Every line below is to be copied exactly, with the pictures left out.

- [Recorded data]:
= = = = = = =

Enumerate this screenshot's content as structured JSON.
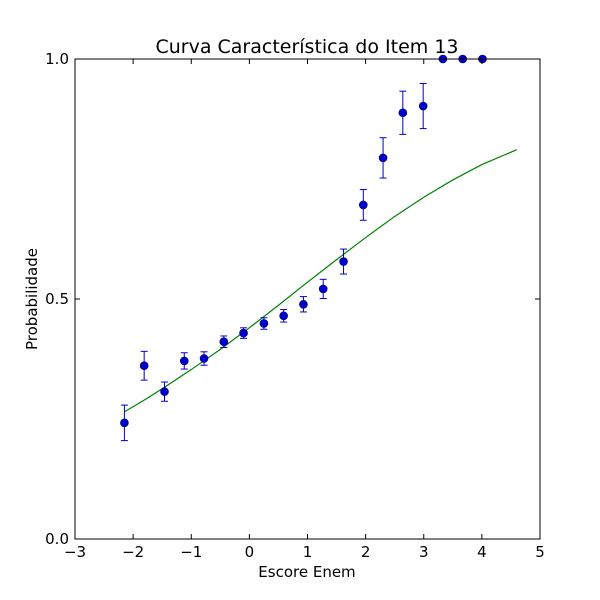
{
  "chart_data": {
    "type": "scatter",
    "title": "Curva Característica do Item 13",
    "xlabel": "Escore Enem",
    "ylabel": "Probabilidade",
    "xlim": [
      -3,
      5
    ],
    "ylim": [
      0,
      1
    ],
    "xticks": [
      -3,
      -2,
      -1,
      0,
      1,
      2,
      3,
      4,
      5
    ],
    "xtick_labels": [
      "−3",
      "−2",
      "−1",
      "0",
      "1",
      "2",
      "3",
      "4",
      "5"
    ],
    "yticks": [
      0,
      0.5,
      1
    ],
    "ytick_labels": [
      "0.0",
      "0.5",
      "1.0"
    ],
    "grid": false,
    "colors": {
      "points": "#0000cc",
      "curve": "#008000"
    },
    "series": [
      {
        "kind": "points_with_error",
        "x": [
          -2.15,
          -1.81,
          -1.46,
          -1.12,
          -0.78,
          -0.44,
          -0.1,
          0.25,
          0.59,
          0.93,
          1.27,
          1.62,
          1.96,
          2.3,
          2.64,
          2.99,
          3.33,
          3.67,
          4.01
        ],
        "y": [
          0.242,
          0.361,
          0.307,
          0.371,
          0.376,
          0.411,
          0.429,
          0.449,
          0.465,
          0.489,
          0.521,
          0.578,
          0.696,
          0.794,
          0.888,
          0.902,
          1.0,
          1.0,
          1.0
        ],
        "yerr": [
          0.037,
          0.03,
          0.02,
          0.017,
          0.014,
          0.012,
          0.011,
          0.012,
          0.013,
          0.016,
          0.02,
          0.026,
          0.032,
          0.042,
          0.045,
          0.047,
          0.0,
          0.0,
          0.0
        ]
      },
      {
        "kind": "curve",
        "x": [
          -2.15,
          -1.8,
          -1.5,
          -1.0,
          -0.5,
          0.0,
          0.5,
          1.0,
          1.5,
          2.0,
          2.5,
          3.0,
          3.5,
          4.0,
          4.6
        ],
        "y": [
          0.265,
          0.29,
          0.313,
          0.353,
          0.395,
          0.44,
          0.487,
          0.535,
          0.582,
          0.628,
          0.672,
          0.712,
          0.748,
          0.78,
          0.811
        ]
      }
    ]
  }
}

= = = = = = =

- [Solution for this exercise]:
Enumerate this screenshot's content as structured JSON.
{
  "chart_data": {
    "type": "scatter",
    "title": "Curva Característica do Item 13",
    "xlabel": "Escore Enem",
    "ylabel": "Probabilidade",
    "xlim": [
      -3,
      5
    ],
    "ylim": [
      0,
      1
    ],
    "xticks": [
      -3,
      -2,
      -1,
      0,
      1,
      2,
      3,
      4,
      5
    ],
    "xtick_labels": [
      "−3",
      "−2",
      "−1",
      "0",
      "1",
      "2",
      "3",
      "4",
      "5"
    ],
    "yticks": [
      0,
      0.5,
      1
    ],
    "ytick_labels": [
      "0.0",
      "0.5",
      "1.0"
    ],
    "grid": false,
    "colors": {
      "points": "#0000cc",
      "curve": "#008000"
    },
    "series": [
      {
        "kind": "points_with_error",
        "x": [
          -2.15,
          -1.81,
          -1.46,
          -1.12,
          -0.78,
          -0.44,
          -0.1,
          0.25,
          0.59,
          0.93,
          1.27,
          1.62,
          1.96,
          2.3,
          2.64,
          2.99,
          3.33,
          3.67,
          4.01
        ],
        "y": [
          0.242,
          0.361,
          0.307,
          0.371,
          0.376,
          0.411,
          0.429,
          0.449,
          0.465,
          0.489,
          0.521,
          0.578,
          0.696,
          0.794,
          0.888,
          0.902,
          1.0,
          1.0,
          1.0
        ],
        "yerr": [
          0.037,
          0.03,
          0.02,
          0.017,
          0.014,
          0.012,
          0.011,
          0.012,
          0.013,
          0.016,
          0.02,
          0.026,
          0.032,
          0.042,
          0.045,
          0.047,
          0.0,
          0.0,
          0.0
        ]
      },
      {
        "kind": "curve",
        "x": [
          -2.15,
          -1.8,
          -1.5,
          -1.0,
          -0.5,
          0.0,
          0.5,
          1.0,
          1.5,
          2.0,
          2.5,
          3.0,
          3.5,
          4.0,
          4.6
        ],
        "y": [
          0.265,
          0.29,
          0.313,
          0.353,
          0.395,
          0.44,
          0.487,
          0.535,
          0.582,
          0.628,
          0.672,
          0.712,
          0.748,
          0.78,
          0.811
        ]
      }
    ]
  }
}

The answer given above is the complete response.